## SOURCE RECORDS
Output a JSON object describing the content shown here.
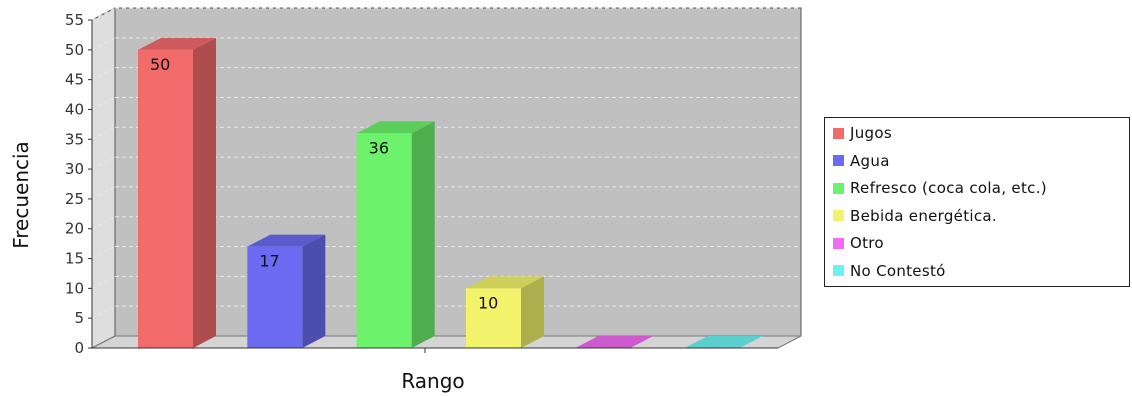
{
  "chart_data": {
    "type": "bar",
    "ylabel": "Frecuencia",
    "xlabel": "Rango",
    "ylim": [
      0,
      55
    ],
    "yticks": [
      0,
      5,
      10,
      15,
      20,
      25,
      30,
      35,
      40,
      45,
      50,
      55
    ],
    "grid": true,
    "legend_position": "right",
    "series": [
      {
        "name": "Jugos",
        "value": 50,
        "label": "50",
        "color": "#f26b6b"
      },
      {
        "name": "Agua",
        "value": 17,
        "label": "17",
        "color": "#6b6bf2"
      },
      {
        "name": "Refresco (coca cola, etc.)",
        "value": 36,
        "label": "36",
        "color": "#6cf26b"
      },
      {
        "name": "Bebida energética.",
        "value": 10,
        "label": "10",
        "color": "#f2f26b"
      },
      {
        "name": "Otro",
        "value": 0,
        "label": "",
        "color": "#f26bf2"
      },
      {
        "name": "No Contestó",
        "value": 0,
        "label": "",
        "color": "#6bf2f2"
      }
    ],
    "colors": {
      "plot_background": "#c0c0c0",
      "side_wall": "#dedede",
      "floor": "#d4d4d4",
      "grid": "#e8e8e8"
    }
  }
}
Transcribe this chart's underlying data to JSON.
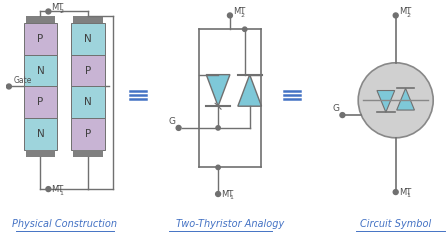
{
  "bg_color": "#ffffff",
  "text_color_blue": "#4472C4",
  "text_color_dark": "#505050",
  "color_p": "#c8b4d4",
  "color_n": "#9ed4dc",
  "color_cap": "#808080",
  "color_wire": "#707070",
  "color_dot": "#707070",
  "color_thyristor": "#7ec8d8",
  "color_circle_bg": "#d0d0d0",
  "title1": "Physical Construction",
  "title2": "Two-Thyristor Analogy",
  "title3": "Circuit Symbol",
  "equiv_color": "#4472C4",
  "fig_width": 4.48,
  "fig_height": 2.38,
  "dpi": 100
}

## AIM
Search the records for the word "JSON". Copy every line that has it.

## OUTPUT FOR THIS TASK
Output a JSON object describing the content shown here.
Transcribe this chart's underlying data to JSON.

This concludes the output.